**PROBLEM TO SOLVE**
Would you output the whole listing below, exactly as it reads?

(Data records)
********************

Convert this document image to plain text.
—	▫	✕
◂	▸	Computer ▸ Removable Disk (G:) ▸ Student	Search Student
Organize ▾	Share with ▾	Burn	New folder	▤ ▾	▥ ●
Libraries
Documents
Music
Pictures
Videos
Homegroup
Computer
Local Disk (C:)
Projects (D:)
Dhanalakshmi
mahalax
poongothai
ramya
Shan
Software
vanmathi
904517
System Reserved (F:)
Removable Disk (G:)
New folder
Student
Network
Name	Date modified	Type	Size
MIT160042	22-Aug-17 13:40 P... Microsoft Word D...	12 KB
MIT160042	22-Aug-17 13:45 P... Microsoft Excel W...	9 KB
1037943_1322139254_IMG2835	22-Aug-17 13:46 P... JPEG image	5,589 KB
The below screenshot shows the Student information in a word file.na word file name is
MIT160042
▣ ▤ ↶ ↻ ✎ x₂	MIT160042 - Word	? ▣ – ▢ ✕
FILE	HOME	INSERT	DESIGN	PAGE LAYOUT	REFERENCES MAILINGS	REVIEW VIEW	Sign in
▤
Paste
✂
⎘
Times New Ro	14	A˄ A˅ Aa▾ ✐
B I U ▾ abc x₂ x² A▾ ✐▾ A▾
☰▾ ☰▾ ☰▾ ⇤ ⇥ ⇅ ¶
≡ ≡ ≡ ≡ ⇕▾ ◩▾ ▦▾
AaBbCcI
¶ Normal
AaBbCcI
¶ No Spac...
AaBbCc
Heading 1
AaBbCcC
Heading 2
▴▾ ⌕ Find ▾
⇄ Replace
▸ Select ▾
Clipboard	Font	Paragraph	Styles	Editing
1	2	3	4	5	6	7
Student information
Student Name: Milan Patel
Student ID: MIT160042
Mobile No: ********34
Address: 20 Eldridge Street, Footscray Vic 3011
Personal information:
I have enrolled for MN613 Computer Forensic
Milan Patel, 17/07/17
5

********************

**THE ANSWER**
Convert this document image to plain text.
—	▫	✕
◂	▸	Computer ▸ Removable Disk (G:) ▸ Student	Search Student
Organize ▾	Share with ▾	Burn	New folder	▤ ▾	▥ ●
Libraries
Documents
Music
Pictures
Videos
Homegroup
Computer
Local Disk (C:)
Projects (D:)
Dhanalakshmi
mahalax
poongothai
ramya
Shan
Software
vanmathi
904517
System Reserved (F:)
Removable Disk (G:)
New folder
Student
Network
Name	Date modified	Type	Size
MIT160042	22-Aug-17 13:40 P... Microsoft Word D...	12 KB
MIT160042	22-Aug-17 13:45 P... Microsoft Excel W...	9 KB
1037943_1322139254_IMG2835	22-Aug-17 13:46 P... JPEG image	5,589 KB
The below screenshot shows the Student information in a word file.na word file name is
MIT160042
▣ ▤ ↶ ↻ ✎ x₂	MIT160042 - Word	? ▣ – ▢ ✕
FILE	HOME	INSERT	DESIGN	PAGE LAYOUT	REFERENCES MAILINGS	REVIEW VIEW	Sign in
▤
Paste
✂
⎘
Times New Ro	14	A˄ A˅ Aa▾ ✐
B I U ▾ abc x₂ x² A▾ ✐▾ A▾
☰▾ ☰▾ ☰▾ ⇤ ⇥ ⇅ ¶
≡ ≡ ≡ ≡ ⇕▾ ◩▾ ▦▾
AaBbCcI
¶ Normal
AaBbCcI
¶ No Spac...
AaBbCc
Heading 1
AaBbCcC
Heading 2
▴▾ ⌕ Find ▾
⇄ Replace
▸ Select ▾
Clipboard	Font	Paragraph	Styles	Editing
1	2	3	4	5	6	7
Student information
Student Name: Milan Patel
Student ID: MIT160042
Mobile No: ********34
Address: 20 Eldridge Street, Footscray Vic 3011
Personal information:
I have enrolled for MN613 Computer Forensic
Milan Patel, 17/07/17
5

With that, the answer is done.